# WHAT NEEDS TO BE DONE:
Restate each line word for word. Leave out every picture.

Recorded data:
— START —

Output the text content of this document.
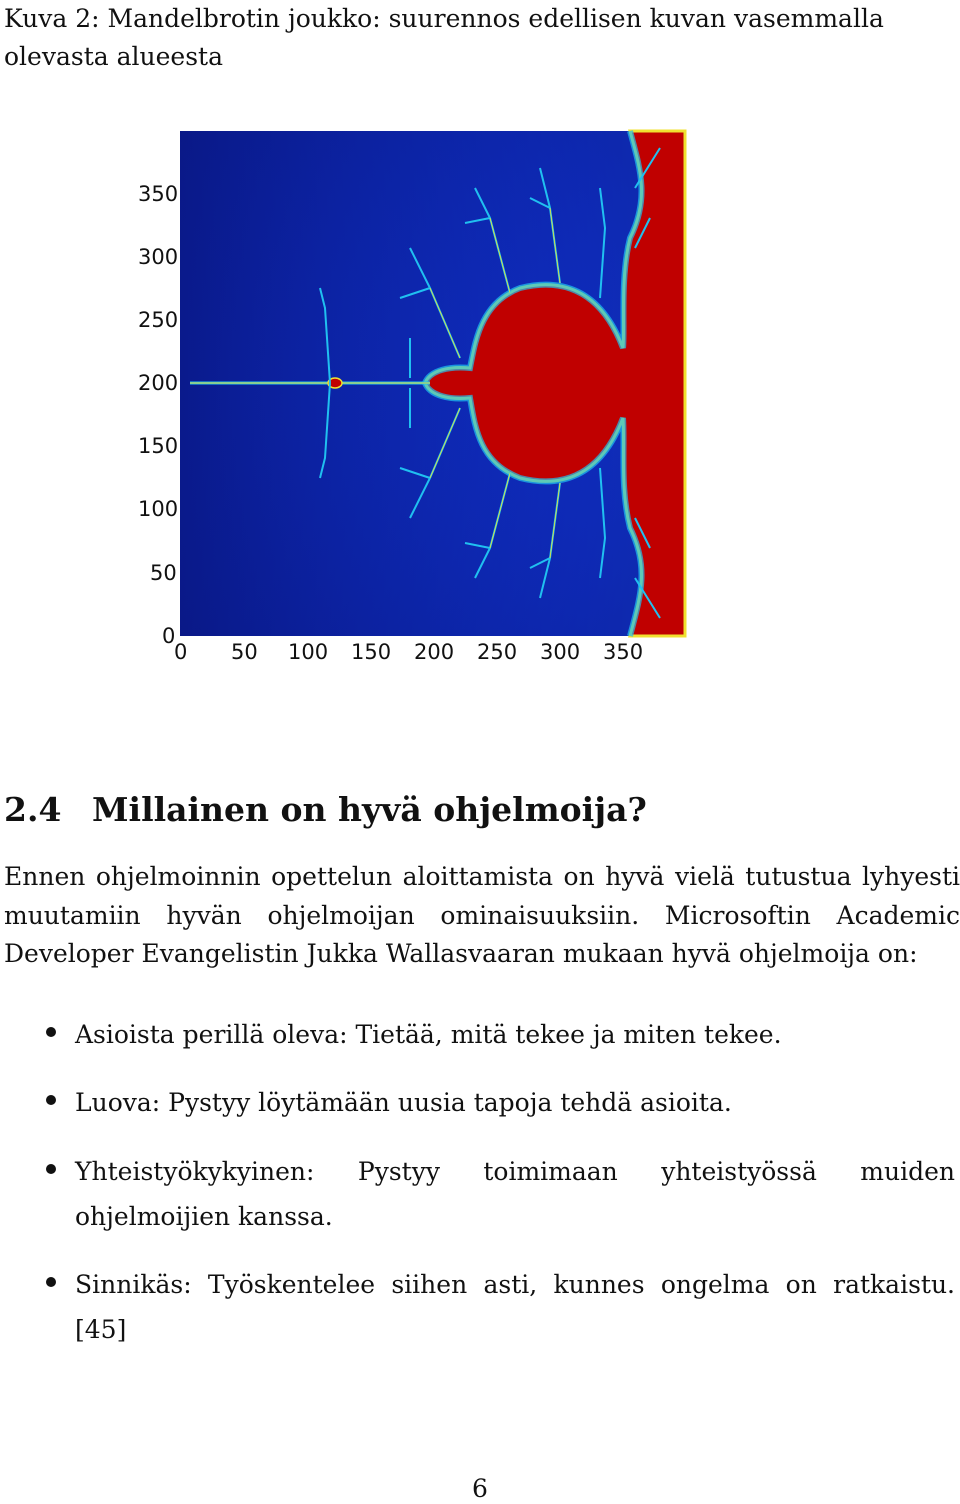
Kuva 2: Mandelbrotin joukko: suurennos edellisen kuvan vasemmalla olevasta alueesta
350
300
250
200
150
100
50
0
0 50 100 150 200 250 300 350
2.4 Millainen on hyvä ohjelmoija?

Ennen ohjelmoinnin opettelun aloittamista on hyvä vielä tutustua lyhyesti muutamiin hyvän ohjelmoijan ominaisuuksiin. Microsoftin Academic Developer Evangelistin Jukka Wallasvaaran mukaan hyvä ohjelmoija on:

Asioista perillä oleva: Tietää, mitä tekee ja miten tekee.
Luova: Pystyy löytämään uusia tapoja tehdä asioita.
Yhteistyökykyinen: Pystyy toimimaan yhteistyössä muiden ohjelmoijien kanssa.
Sinnikäs: Työskentelee siihen asti, kunnes ongelma on ratkaistu. [45]
6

— END —

# FULL OUTPUT:
Output the text content of this document.
Kuva 2: Mandelbrotin joukko: suurennos edellisen kuvan vasemmalla olevasta alueesta
350
300
250
200
150
100
50
0
0 50 100 150 200 250 300 350
2.4 Millainen on hyvä ohjelmoija?

Ennen ohjelmoinnin opettelun aloittamista on hyvä vielä tutustua lyhyesti muutamiin hyvän ohjelmoijan ominaisuuksiin. Microsoftin Academic Developer Evangelistin Jukka Wallasvaaran mukaan hyvä ohjelmoija on:

Asioista perillä oleva: Tietää, mitä tekee ja miten tekee.
Luova: Pystyy löytämään uusia tapoja tehdä asioita.
Yhteistyökykyinen: Pystyy toimimaan yhteistyössä muiden ohjelmoijien kanssa.
Sinnikäs: Työskentelee siihen asti, kunnes ongelma on ratkaistu. [45]
6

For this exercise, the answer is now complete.